Exactly repeat the full listing that follows.

Figure content listings
# # # # # # #

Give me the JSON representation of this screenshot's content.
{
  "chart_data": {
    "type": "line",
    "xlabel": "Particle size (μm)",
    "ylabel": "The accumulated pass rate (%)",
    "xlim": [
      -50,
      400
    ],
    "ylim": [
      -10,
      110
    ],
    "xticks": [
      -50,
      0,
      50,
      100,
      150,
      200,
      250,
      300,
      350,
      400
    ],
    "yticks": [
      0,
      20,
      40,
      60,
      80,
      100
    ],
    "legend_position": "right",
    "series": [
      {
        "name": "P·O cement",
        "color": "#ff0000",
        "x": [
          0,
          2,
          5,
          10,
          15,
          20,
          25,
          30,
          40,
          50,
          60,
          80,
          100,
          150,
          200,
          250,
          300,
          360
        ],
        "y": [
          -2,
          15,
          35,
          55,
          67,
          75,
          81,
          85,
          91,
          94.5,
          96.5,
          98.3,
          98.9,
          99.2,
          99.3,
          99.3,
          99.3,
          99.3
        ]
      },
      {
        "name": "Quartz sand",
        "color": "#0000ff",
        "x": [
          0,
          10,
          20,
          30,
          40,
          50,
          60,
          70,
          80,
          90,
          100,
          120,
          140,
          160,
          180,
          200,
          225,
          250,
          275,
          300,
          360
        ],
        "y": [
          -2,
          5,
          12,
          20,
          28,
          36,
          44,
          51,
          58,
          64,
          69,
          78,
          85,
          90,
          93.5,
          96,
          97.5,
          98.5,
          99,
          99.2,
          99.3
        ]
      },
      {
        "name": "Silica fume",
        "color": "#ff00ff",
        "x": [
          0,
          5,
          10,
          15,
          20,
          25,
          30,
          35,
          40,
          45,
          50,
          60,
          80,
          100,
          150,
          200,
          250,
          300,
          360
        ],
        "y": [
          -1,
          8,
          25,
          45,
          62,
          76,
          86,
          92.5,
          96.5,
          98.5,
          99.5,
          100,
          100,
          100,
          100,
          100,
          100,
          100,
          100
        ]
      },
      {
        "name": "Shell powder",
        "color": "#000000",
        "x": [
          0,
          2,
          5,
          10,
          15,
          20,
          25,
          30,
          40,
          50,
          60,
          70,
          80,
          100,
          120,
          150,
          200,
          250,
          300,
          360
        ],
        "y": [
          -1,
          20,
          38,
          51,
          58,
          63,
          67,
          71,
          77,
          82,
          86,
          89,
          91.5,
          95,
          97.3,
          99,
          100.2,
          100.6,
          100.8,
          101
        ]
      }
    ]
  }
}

# # # # # # #

_Task response:_
Give me the JSON representation of this screenshot's content.
{
  "chart_data": {
    "type": "line",
    "xlabel": "Particle size (μm)",
    "ylabel": "The accumulated pass rate (%)",
    "xlim": [
      -50,
      400
    ],
    "ylim": [
      -10,
      110
    ],
    "xticks": [
      -50,
      0,
      50,
      100,
      150,
      200,
      250,
      300,
      350,
      400
    ],
    "yticks": [
      0,
      20,
      40,
      60,
      80,
      100
    ],
    "legend_position": "right",
    "series": [
      {
        "name": "P·O cement",
        "color": "#ff0000",
        "x": [
          0,
          2,
          5,
          10,
          15,
          20,
          25,
          30,
          40,
          50,
          60,
          80,
          100,
          150,
          200,
          250,
          300,
          360
        ],
        "y": [
          -2,
          15,
          35,
          55,
          67,
          75,
          81,
          85,
          91,
          94.5,
          96.5,
          98.3,
          98.9,
          99.2,
          99.3,
          99.3,
          99.3,
          99.3
        ]
      },
      {
        "name": "Quartz sand",
        "color": "#0000ff",
        "x": [
          0,
          10,
          20,
          30,
          40,
          50,
          60,
          70,
          80,
          90,
          100,
          120,
          140,
          160,
          180,
          200,
          225,
          250,
          275,
          300,
          360
        ],
        "y": [
          -2,
          5,
          12,
          20,
          28,
          36,
          44,
          51,
          58,
          64,
          69,
          78,
          85,
          90,
          93.5,
          96,
          97.5,
          98.5,
          99,
          99.2,
          99.3
        ]
      },
      {
        "name": "Silica fume",
        "color": "#ff00ff",
        "x": [
          0,
          5,
          10,
          15,
          20,
          25,
          30,
          35,
          40,
          45,
          50,
          60,
          80,
          100,
          150,
          200,
          250,
          300,
          360
        ],
        "y": [
          -1,
          8,
          25,
          45,
          62,
          76,
          86,
          92.5,
          96.5,
          98.5,
          99.5,
          100,
          100,
          100,
          100,
          100,
          100,
          100,
          100
        ]
      },
      {
        "name": "Shell powder",
        "color": "#000000",
        "x": [
          0,
          2,
          5,
          10,
          15,
          20,
          25,
          30,
          40,
          50,
          60,
          70,
          80,
          100,
          120,
          150,
          200,
          250,
          300,
          360
        ],
        "y": [
          -1,
          20,
          38,
          51,
          58,
          63,
          67,
          71,
          77,
          82,
          86,
          89,
          91.5,
          95,
          97.3,
          99,
          100.2,
          100.6,
          100.8,
          101
        ]
      }
    ]
  }
}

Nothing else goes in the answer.